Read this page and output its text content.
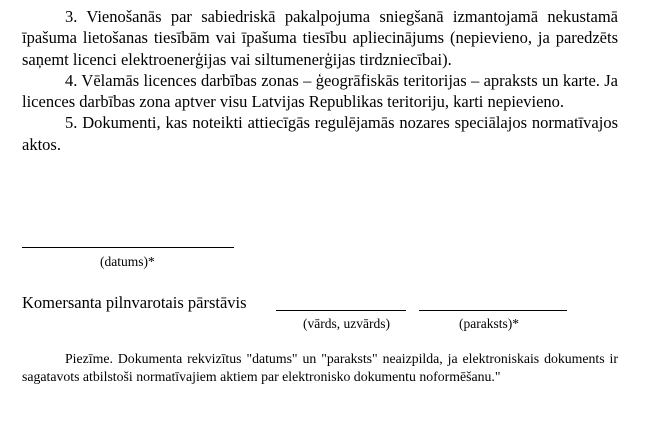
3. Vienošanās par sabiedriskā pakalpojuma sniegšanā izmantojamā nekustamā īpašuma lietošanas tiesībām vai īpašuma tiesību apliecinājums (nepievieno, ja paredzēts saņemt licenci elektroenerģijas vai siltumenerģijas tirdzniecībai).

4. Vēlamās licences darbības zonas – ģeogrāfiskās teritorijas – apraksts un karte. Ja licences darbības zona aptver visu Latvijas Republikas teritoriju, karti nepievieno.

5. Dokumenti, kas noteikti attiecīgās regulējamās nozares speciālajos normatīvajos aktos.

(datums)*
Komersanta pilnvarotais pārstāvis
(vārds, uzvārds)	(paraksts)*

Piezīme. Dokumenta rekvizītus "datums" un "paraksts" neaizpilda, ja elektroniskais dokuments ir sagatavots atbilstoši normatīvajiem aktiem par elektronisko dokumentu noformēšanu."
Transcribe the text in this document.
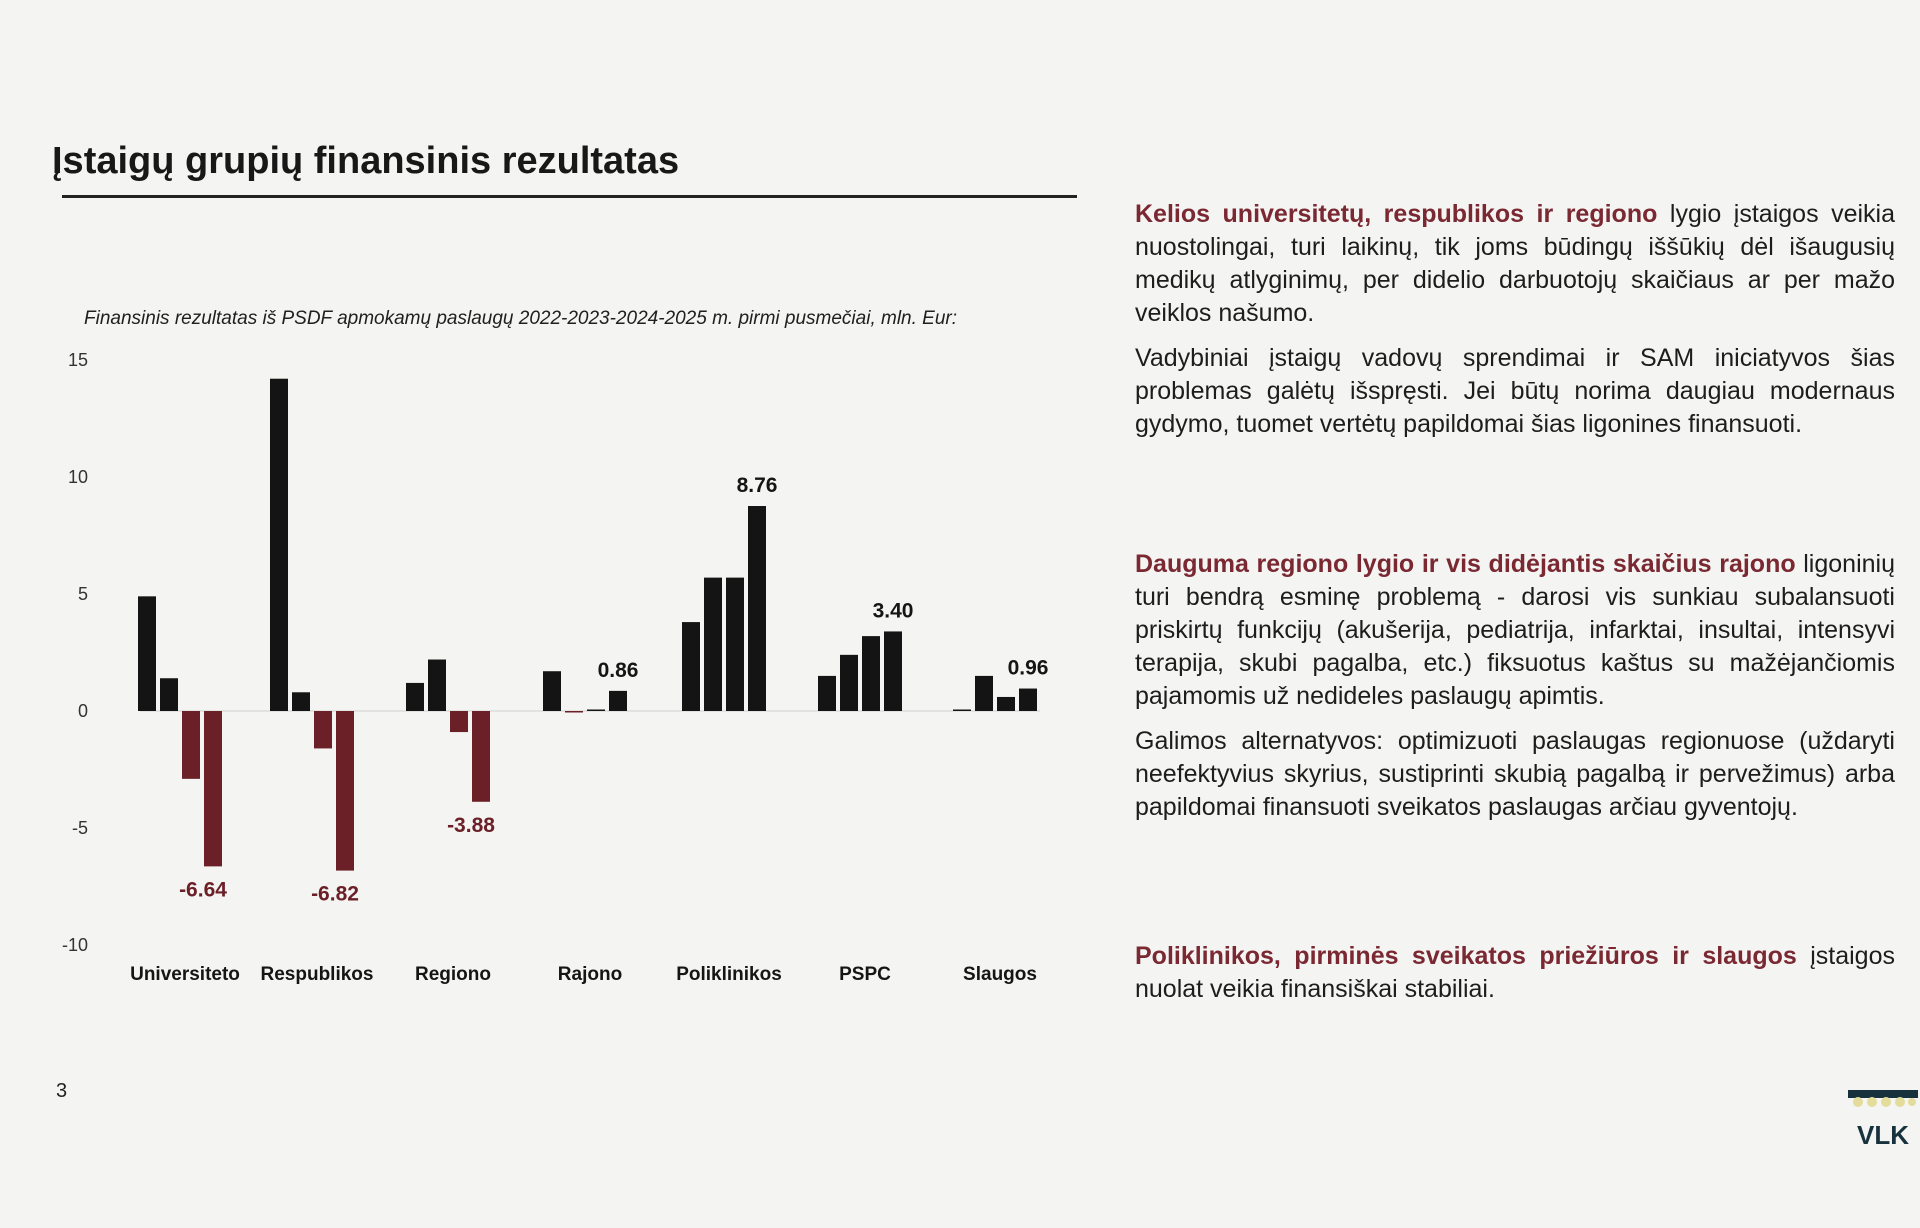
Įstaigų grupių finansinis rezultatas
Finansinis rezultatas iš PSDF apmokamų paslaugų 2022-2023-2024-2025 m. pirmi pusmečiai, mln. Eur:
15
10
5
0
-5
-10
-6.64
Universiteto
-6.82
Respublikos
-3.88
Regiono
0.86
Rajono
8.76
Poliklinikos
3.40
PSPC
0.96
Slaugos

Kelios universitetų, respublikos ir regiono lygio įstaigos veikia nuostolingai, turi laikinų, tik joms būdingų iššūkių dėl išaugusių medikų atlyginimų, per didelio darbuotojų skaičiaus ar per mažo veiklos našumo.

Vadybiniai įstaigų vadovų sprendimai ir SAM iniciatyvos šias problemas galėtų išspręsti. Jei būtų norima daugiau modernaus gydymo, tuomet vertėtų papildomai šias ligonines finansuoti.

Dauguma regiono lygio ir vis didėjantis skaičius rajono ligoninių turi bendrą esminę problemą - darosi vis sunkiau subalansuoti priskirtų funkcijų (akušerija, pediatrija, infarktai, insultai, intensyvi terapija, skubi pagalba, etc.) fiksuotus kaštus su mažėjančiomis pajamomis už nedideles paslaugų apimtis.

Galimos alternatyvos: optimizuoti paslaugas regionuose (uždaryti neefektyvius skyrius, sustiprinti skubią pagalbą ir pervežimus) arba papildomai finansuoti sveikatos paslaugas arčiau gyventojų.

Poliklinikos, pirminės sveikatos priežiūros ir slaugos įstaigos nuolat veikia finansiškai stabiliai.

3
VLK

Short task: Reproduce the data above in full, exactly as it is, with the pictures left out.

Result of the task:
Read this page and output its text content.
3. Vienošanās par sabiedriskā pakalpojuma sniegšanā izmantojamā nekustamā īpašuma lietošanas tiesībām vai īpašuma tiesību apliecinājums (nepievieno, ja paredzēts saņemt licenci elektroenerģijas vai siltumenerģijas tirdzniecībai).

4. Vēlamās licences darbības zonas – ģeogrāfiskās teritorijas – apraksts un karte. Ja licences darbības zona aptver visu Latvijas Republikas teritoriju, karti nepievieno.

5. Dokumenti, kas noteikti attiecīgās regulējamās nozares speciālajos normatīvajos aktos.

(datums)*
Komersanta pilnvarotais pārstāvis
(vārds, uzvārds)	(paraksts)*

Piezīme. Dokumenta rekvizītus "datums" un "paraksts" neaizpilda, ja elektroniskais dokuments ir sagatavots atbilstoši normatīvajiem aktiem par elektronisko dokumentu noformēšanu."
Transcribe the text in this document.
Įstaigų grupių finansinis rezultatas
Finansinis rezultatas iš PSDF apmokamų paslaugų 2022-2023-2024-2025 m. pirmi pusmečiai, mln. Eur:
15
10
5
0
-5
-10
-6.64
Universiteto
-6.82
Respublikos
-3.88
Regiono
0.86
Rajono
8.76
Poliklinikos
3.40
PSPC
0.96
Slaugos

Kelios universitetų, respublikos ir regiono lygio įstaigos veikia nuostolingai, turi laikinų, tik joms būdingų iššūkių dėl išaugusių medikų atlyginimų, per didelio darbuotojų skaičiaus ar per mažo veiklos našumo.

Vadybiniai įstaigų vadovų sprendimai ir SAM iniciatyvos šias problemas galėtų išspręsti. Jei būtų norima daugiau modernaus gydymo, tuomet vertėtų papildomai šias ligonines finansuoti.

Dauguma regiono lygio ir vis didėjantis skaičius rajono ligoninių turi bendrą esminę problemą - darosi vis sunkiau subalansuoti priskirtų funkcijų (akušerija, pediatrija, infarktai, insultai, intensyvi terapija, skubi pagalba, etc.) fiksuotus kaštus su mažėjančiomis pajamomis už nedideles paslaugų apimtis.

Galimos alternatyvos: optimizuoti paslaugas regionuose (uždaryti neefektyvius skyrius, sustiprinti skubią pagalbą ir pervežimus) arba papildomai finansuoti sveikatos paslaugas arčiau gyventojų.

Poliklinikos, pirminės sveikatos priežiūros ir slaugos įstaigos nuolat veikia finansiškai stabiliai.

3
VLK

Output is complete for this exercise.